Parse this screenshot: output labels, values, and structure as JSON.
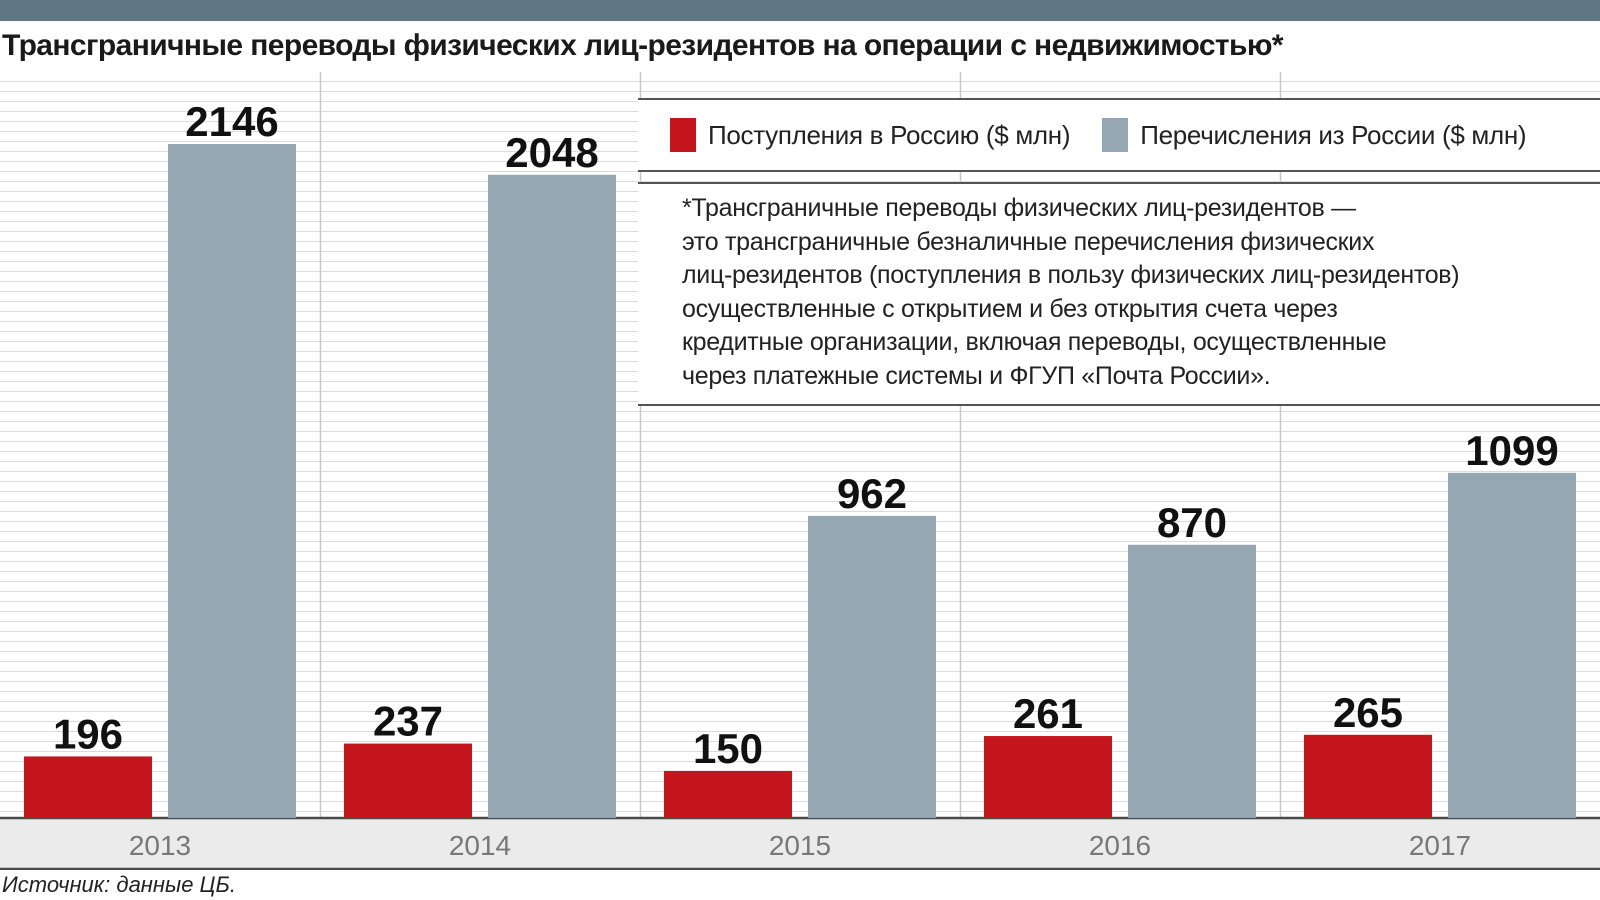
{
  "title": "Трансграничные переводы физических лиц-резидентов на операции с недвижимостью*",
  "colors": {
    "inflow": "#c4161c",
    "outflow": "#94a7b3",
    "band": "#5f7785",
    "grid": "#dcdcdc"
  },
  "legend": [
    {
      "label": "Поступления в Россию ($ млн)",
      "color": "#c4161c"
    },
    {
      "label": "Перечисления из России ($ млн)",
      "color": "#94a7b3"
    }
  ],
  "footnote": [
    "*Трансграничные переводы физических лиц-резидентов —",
    "это трансграничные безналичные перечисления физических",
    "лиц-резидентов (поступления в пользу физических лиц-резидентов)",
    "осуществленные с открытием и без открытия счета через",
    "кредитные организации, включая переводы, осуществленные",
    "через платежные системы и ФГУП «Почта России»."
  ],
  "source": "Источник: данные ЦБ.",
  "chart_data": {
    "type": "bar",
    "categories": [
      "2013",
      "2014",
      "2015",
      "2016",
      "2017"
    ],
    "series": [
      {
        "name": "Поступления в Россию ($ млн)",
        "values": [
          196,
          237,
          150,
          261,
          265
        ]
      },
      {
        "name": "Перечисления из России ($ млн)",
        "values": [
          2146,
          2048,
          962,
          870,
          1099
        ]
      }
    ],
    "ylim": [
      0,
      2146
    ],
    "grid": true,
    "legend_position": "top-right"
  }
}
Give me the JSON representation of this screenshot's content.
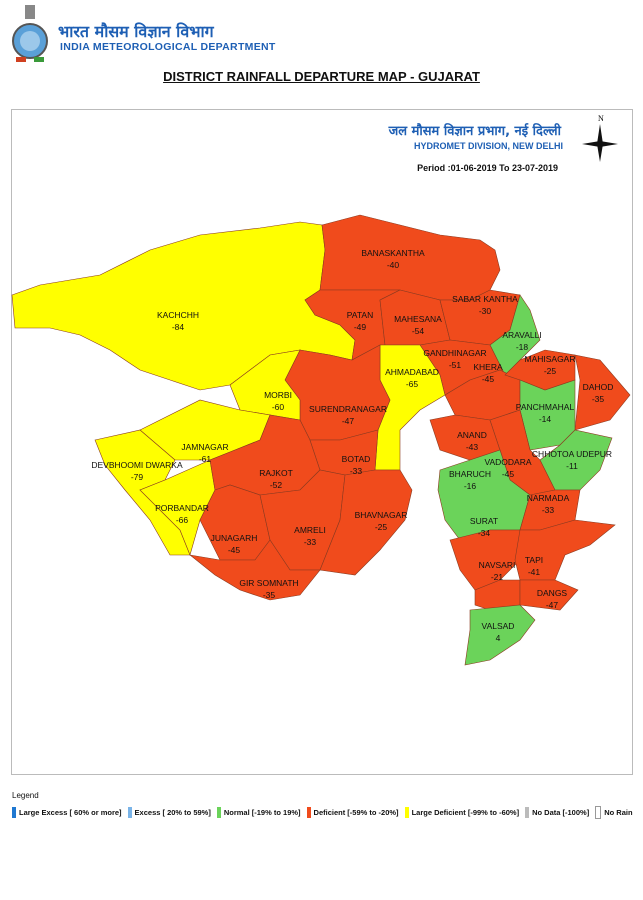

* * * *

§ Problem to work on: Repeat the records above exactly, leaving out the pictures.

§ Response to this task:
Parse this screenshot: output labels, values, and structure as JSON.
{
  "title": "Трансграничные переводы физических лиц-резидентов на операции с недвижимостью*",
  "colors": {
    "inflow": "#c4161c",
    "outflow": "#94a7b3",
    "band": "#5f7785",
    "grid": "#dcdcdc"
  },
  "legend": [
    {
      "label": "Поступления в Россию ($ млн)",
      "color": "#c4161c"
    },
    {
      "label": "Перечисления из России ($ млн)",
      "color": "#94a7b3"
    }
  ],
  "footnote": [
    "*Трансграничные переводы физических лиц-резидентов —",
    "это трансграничные безналичные перечисления физических",
    "лиц-резидентов (поступления в пользу физических лиц-резидентов)",
    "осуществленные с открытием и без открытия счета через",
    "кредитные организации, включая переводы, осуществленные",
    "через платежные системы и ФГУП «Почта России»."
  ],
  "source": "Источник: данные ЦБ.",
  "chart_data": {
    "type": "bar",
    "categories": [
      "2013",
      "2014",
      "2015",
      "2016",
      "2017"
    ],
    "series": [
      {
        "name": "Поступления в Россию ($ млн)",
        "values": [
          196,
          237,
          150,
          261,
          265
        ]
      },
      {
        "name": "Перечисления из России ($ млн)",
        "values": [
          2146,
          2048,
          962,
          870,
          1099
        ]
      }
    ],
    "ylim": [
      0,
      2146
    ],
    "grid": true,
    "legend_position": "top-right"
  }
}
Give me the JSON representation of this screenshot's content.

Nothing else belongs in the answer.